The entries below need to be written out exactly, with no pictures included.

Structured figure records:
++++++++++

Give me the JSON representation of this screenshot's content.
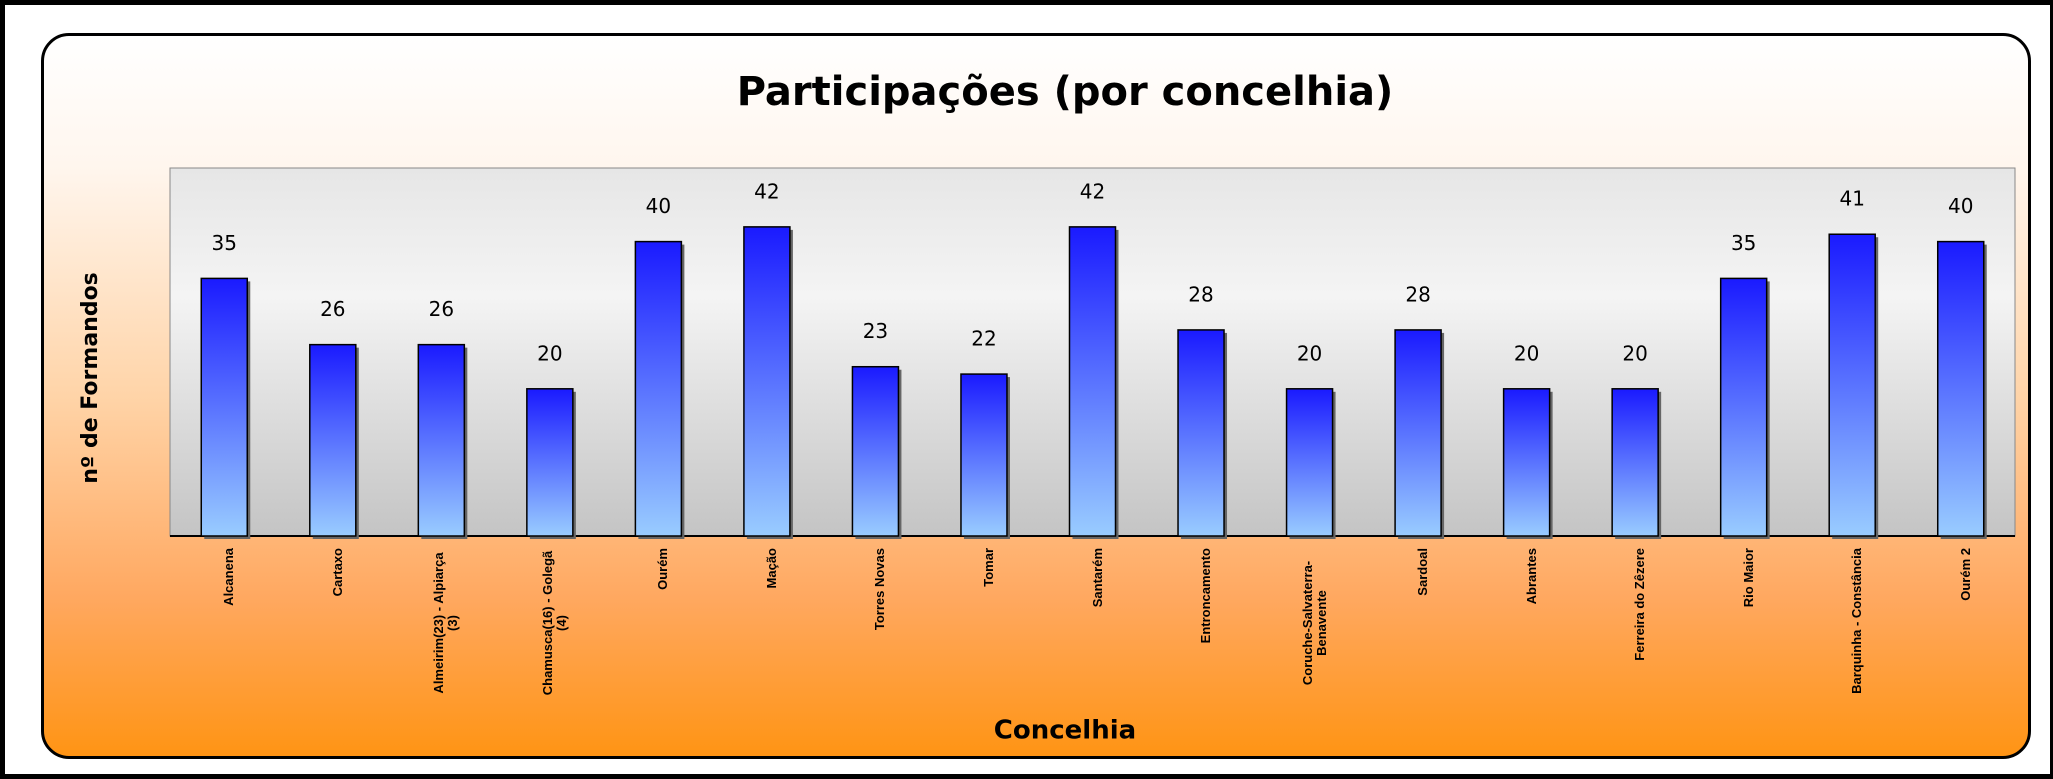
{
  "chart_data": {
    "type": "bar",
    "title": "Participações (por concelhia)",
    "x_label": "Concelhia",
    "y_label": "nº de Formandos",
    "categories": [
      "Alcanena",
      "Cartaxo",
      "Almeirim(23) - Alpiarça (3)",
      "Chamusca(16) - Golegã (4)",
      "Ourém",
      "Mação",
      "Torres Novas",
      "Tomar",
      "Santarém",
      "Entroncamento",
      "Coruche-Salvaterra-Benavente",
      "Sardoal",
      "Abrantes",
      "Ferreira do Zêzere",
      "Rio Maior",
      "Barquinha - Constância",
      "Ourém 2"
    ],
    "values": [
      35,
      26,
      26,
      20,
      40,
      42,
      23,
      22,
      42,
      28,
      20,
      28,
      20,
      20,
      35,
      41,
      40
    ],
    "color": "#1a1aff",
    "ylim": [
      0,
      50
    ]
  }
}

++++++++++

● **Solution to the problem**
Give me the JSON representation of this screenshot's content.
{
  "chart_data": {
    "type": "bar",
    "title": "Participações (por concelhia)",
    "x_label": "Concelhia",
    "y_label": "nº de Formandos",
    "categories": [
      "Alcanena",
      "Cartaxo",
      "Almeirim(23) - Alpiarça (3)",
      "Chamusca(16) - Golegã (4)",
      "Ourém",
      "Mação",
      "Torres Novas",
      "Tomar",
      "Santarém",
      "Entroncamento",
      "Coruche-Salvaterra-Benavente",
      "Sardoal",
      "Abrantes",
      "Ferreira do Zêzere",
      "Rio Maior",
      "Barquinha - Constância",
      "Ourém 2"
    ],
    "values": [
      35,
      26,
      26,
      20,
      40,
      42,
      23,
      22,
      42,
      28,
      20,
      28,
      20,
      20,
      35,
      41,
      40
    ],
    "color": "#1a1aff",
    "ylim": [
      0,
      50
    ]
  }
}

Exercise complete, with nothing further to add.